◆ Stated task: Identify all lines in the data containing the string "arcsec". Copy them out.

◆ Input for this task:
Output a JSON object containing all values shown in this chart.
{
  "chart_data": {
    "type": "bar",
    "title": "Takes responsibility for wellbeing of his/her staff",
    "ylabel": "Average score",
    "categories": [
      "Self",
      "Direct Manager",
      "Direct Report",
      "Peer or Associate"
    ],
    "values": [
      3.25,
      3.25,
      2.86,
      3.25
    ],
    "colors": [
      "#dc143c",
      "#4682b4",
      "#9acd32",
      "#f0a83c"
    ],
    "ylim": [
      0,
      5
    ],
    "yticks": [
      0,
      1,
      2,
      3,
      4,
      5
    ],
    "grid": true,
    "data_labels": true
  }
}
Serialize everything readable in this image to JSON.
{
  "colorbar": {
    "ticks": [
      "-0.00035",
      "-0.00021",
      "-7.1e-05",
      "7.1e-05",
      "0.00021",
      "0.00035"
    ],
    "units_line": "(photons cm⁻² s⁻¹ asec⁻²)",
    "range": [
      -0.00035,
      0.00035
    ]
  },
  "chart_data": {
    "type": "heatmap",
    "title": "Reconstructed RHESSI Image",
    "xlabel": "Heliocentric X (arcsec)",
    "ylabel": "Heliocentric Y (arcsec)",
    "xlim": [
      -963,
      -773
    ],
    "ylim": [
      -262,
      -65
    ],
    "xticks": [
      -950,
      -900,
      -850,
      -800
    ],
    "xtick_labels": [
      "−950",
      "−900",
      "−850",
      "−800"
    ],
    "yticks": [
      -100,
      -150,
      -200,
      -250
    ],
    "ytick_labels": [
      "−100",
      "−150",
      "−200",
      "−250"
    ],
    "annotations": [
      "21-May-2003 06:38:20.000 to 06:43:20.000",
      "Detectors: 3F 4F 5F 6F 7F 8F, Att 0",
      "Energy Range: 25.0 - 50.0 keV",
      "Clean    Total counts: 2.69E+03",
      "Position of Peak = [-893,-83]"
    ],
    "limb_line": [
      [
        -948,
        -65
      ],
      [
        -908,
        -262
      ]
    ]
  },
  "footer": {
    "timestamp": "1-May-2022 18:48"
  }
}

◆ Solution for this task:
    "xlabel": "Heliocentric X (arcsec)",
    "ylabel": "Heliocentric Y (arcsec)",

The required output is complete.